Figure content listings:
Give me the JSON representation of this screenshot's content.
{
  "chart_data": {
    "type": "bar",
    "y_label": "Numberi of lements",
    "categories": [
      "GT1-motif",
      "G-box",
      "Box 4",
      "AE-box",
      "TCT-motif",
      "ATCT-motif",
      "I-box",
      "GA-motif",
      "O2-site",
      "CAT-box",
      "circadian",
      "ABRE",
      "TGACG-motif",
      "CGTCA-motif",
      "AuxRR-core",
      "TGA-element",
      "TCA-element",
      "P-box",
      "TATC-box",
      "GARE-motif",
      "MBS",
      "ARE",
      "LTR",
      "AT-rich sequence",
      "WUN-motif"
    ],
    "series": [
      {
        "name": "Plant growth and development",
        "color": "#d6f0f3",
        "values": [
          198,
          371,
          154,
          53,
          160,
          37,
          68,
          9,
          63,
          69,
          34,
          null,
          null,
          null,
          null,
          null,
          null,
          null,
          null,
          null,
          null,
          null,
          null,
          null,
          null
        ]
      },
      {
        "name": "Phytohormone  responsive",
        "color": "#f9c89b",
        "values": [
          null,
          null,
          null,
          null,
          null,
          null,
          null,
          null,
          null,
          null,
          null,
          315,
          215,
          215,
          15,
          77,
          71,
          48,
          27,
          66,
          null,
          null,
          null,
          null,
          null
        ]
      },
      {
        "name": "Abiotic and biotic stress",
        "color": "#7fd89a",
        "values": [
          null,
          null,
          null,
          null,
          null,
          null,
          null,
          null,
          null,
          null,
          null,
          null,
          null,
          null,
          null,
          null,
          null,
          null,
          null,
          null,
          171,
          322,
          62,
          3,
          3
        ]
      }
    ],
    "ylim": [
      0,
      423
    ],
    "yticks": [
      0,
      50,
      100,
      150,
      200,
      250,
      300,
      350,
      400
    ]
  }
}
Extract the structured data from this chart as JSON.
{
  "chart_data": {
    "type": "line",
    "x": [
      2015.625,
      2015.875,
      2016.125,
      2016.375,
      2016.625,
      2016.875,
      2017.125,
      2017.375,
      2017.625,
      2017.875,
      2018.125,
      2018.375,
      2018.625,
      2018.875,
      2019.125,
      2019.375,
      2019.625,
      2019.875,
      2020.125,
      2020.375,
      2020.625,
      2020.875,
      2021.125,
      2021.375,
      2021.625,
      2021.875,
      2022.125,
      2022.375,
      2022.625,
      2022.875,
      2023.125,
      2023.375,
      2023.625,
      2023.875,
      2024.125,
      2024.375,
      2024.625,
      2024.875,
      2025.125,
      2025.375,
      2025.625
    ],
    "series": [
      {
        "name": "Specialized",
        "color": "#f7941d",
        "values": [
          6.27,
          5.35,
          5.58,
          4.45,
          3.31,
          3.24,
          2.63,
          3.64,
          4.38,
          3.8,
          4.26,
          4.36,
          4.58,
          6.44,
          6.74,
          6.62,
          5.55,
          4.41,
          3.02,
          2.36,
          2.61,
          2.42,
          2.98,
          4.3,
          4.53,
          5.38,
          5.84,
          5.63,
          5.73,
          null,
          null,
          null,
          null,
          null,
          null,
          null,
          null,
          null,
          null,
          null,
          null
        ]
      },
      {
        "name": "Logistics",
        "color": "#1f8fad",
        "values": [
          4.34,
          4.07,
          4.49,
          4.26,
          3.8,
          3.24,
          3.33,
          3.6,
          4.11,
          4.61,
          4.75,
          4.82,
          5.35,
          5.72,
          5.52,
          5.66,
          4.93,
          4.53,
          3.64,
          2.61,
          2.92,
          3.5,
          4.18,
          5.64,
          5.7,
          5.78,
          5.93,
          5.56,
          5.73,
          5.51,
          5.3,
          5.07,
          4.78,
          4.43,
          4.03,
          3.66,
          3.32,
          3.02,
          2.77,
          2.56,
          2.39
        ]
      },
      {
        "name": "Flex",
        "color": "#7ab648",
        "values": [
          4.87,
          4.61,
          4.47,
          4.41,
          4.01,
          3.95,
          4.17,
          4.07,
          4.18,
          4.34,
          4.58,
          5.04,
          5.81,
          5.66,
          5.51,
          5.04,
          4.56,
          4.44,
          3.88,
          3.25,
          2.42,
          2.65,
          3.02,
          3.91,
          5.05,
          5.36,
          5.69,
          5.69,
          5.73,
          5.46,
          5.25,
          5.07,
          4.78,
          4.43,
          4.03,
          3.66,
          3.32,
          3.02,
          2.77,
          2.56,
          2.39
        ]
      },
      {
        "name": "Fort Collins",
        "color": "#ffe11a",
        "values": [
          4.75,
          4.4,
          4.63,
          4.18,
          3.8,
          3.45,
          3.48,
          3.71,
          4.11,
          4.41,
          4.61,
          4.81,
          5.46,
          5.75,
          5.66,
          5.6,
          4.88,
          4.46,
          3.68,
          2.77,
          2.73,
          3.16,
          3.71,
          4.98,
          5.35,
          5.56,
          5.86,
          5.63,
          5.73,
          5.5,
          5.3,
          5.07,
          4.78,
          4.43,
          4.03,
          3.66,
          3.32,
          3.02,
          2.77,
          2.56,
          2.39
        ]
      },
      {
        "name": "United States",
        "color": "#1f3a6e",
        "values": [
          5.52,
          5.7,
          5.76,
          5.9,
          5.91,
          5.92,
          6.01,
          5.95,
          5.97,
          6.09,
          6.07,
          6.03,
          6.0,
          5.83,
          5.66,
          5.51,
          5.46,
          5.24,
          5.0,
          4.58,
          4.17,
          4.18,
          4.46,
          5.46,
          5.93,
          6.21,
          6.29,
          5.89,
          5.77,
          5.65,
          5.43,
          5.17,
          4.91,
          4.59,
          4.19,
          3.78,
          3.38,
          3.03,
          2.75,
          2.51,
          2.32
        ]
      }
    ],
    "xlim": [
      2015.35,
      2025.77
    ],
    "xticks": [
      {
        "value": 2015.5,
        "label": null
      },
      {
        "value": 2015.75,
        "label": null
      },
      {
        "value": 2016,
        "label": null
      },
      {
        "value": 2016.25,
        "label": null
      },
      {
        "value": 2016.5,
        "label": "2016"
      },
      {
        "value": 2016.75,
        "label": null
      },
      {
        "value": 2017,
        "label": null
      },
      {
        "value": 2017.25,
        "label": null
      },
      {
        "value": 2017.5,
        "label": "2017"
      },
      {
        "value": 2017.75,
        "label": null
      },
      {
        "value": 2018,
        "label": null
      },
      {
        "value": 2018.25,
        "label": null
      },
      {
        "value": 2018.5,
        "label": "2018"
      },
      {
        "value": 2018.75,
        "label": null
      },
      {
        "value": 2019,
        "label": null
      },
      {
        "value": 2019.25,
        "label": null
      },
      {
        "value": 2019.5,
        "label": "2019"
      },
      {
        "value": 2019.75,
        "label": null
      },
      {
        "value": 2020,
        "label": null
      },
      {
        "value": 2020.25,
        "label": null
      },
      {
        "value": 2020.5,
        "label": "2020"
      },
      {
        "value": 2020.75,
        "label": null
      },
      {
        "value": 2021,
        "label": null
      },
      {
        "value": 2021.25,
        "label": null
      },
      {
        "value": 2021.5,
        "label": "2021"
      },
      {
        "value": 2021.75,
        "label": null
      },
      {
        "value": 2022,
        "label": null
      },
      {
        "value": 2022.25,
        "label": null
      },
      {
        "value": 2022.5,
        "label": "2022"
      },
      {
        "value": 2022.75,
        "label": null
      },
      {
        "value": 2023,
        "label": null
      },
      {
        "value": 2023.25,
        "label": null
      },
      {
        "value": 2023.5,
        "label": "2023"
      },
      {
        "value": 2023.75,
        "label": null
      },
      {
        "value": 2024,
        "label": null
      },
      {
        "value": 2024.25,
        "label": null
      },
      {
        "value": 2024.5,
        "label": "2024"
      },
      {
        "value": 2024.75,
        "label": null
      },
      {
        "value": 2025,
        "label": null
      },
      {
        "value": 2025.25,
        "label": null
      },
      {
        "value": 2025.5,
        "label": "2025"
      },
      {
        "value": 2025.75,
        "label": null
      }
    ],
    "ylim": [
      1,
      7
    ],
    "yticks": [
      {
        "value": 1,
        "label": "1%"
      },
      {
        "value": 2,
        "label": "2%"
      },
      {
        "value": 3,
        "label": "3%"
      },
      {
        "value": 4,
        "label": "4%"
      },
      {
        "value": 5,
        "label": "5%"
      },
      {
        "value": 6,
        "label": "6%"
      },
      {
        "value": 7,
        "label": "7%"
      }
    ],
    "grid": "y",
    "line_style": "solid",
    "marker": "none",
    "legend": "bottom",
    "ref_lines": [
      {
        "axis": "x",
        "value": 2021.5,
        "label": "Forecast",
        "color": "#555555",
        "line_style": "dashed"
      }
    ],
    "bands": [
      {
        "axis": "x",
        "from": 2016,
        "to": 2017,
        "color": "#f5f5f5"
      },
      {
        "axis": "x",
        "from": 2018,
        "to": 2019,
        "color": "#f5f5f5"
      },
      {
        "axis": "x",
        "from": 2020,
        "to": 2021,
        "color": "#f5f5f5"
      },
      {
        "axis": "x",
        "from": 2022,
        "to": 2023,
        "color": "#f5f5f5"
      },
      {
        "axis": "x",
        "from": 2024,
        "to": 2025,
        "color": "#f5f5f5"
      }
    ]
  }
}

Work to do: Only a number is wanted: how many lines of the material include the word "name".

Completed exercise: 8